Where a line holds the word "resecentrum", copy that line.

- **INFORMATION GIVEN**:

-- -- --

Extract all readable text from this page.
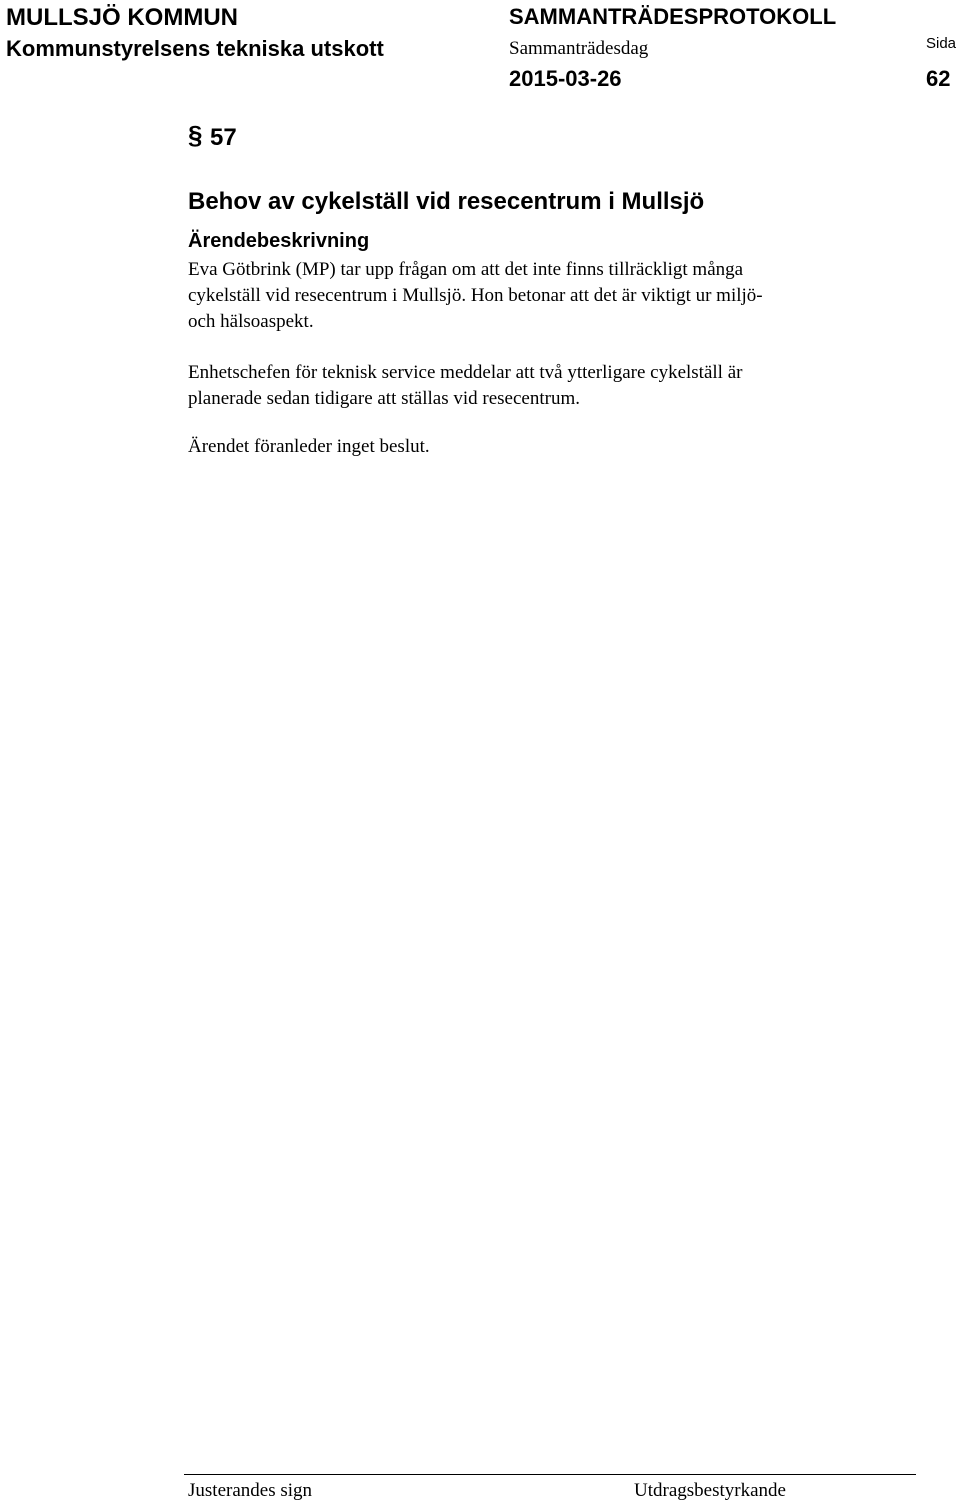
MULLSJÖ KOMMUN
Kommunstyrelsens tekniska utskott
SAMMANTRÄDESPROTOKOLL
Sammanträdesdag
2015-03-26
Sida
62
§ 57
Behov av cykelställ vid resecentrum i Mullsjö
Ärendebeskrivning

Eva Götbrink (MP) tar upp frågan om att det inte finns tillräckligt många
cykelställ vid resecentrum i Mullsjö. Hon betonar att det är viktigt ur miljö-
och hälsoaspekt.

Enhetschefen för teknisk service meddelar att två ytterligare cykelställ är
planerade sedan tidigare att ställas vid resecentrum.

Ärendet föranleder inget beslut.

Justerandes sign	Utdragsbestyrkande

-- -- --

- **SOLUTION FOR THIS TASK**:
Behov av cykelställ vid resecentrum i Mullsjö
cykelställ vid resecentrum i Mullsjö. Hon betonar att det är viktigt ur miljö-
planerade sedan tidigare att ställas vid resecentrum.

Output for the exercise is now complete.